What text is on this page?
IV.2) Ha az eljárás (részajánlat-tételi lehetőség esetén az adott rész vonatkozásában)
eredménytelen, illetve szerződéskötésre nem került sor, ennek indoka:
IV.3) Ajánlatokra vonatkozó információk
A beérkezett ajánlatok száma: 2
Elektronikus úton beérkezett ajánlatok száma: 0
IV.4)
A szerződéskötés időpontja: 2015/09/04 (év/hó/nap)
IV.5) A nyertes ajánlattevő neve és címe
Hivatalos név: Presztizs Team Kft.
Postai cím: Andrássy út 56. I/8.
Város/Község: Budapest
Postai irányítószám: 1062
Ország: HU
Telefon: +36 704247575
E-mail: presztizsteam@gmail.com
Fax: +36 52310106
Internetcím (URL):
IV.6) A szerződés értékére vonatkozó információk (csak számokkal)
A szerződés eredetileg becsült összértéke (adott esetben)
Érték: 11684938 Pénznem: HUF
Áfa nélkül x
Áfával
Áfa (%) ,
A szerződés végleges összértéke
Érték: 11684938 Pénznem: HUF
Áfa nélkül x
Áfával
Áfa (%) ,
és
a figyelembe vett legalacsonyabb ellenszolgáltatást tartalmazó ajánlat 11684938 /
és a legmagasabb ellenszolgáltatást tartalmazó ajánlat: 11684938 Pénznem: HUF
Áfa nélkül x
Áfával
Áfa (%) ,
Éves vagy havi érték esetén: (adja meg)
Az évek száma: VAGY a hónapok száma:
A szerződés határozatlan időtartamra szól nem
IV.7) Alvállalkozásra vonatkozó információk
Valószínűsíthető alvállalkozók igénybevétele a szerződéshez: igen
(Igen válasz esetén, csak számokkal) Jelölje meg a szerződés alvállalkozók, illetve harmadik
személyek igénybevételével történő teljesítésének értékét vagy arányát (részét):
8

++++

TASK STATEMENT:
Reproduce the listing above word for word.

FULL RESPONSE:
What text is on this page?
IV.2) Ha az eljárás (részajánlat-tételi lehetőség esetén az adott rész vonatkozásában)
eredménytelen, illetve szerződéskötésre nem került sor, ennek indoka:
IV.3) Ajánlatokra vonatkozó információk
A beérkezett ajánlatok száma: 2
Elektronikus úton beérkezett ajánlatok száma: 0
IV.4)
A szerződéskötés időpontja: 2015/09/04 (év/hó/nap)
IV.5) A nyertes ajánlattevő neve és címe
Hivatalos név: Presztizs Team Kft.
Postai cím: Andrássy út 56. I/8.
Város/Község: Budapest
Postai irányítószám: 1062
Ország: HU
Telefon: +36 704247575
E-mail: presztizsteam@gmail.com
Fax: +36 52310106
Internetcím (URL):
IV.6) A szerződés értékére vonatkozó információk (csak számokkal)
A szerződés eredetileg becsült összértéke (adott esetben)
Érték: 11684938 Pénznem: HUF
Áfa nélkül x
Áfával
Áfa (%) ,
A szerződés végleges összértéke
Érték: 11684938 Pénznem: HUF
Áfa nélkül x
Áfával
Áfa (%) ,
és
a figyelembe vett legalacsonyabb ellenszolgáltatást tartalmazó ajánlat 11684938 /
és a legmagasabb ellenszolgáltatást tartalmazó ajánlat: 11684938 Pénznem: HUF
Áfa nélkül x
Áfával
Áfa (%) ,
Éves vagy havi érték esetén: (adja meg)
Az évek száma: VAGY a hónapok száma:
A szerződés határozatlan időtartamra szól nem
IV.7) Alvállalkozásra vonatkozó információk
Valószínűsíthető alvállalkozók igénybevétele a szerződéshez: igen
(Igen válasz esetén, csak számokkal) Jelölje meg a szerződés alvállalkozók, illetve harmadik
személyek igénybevételével történő teljesítésének értékét vagy arányát (részét):
8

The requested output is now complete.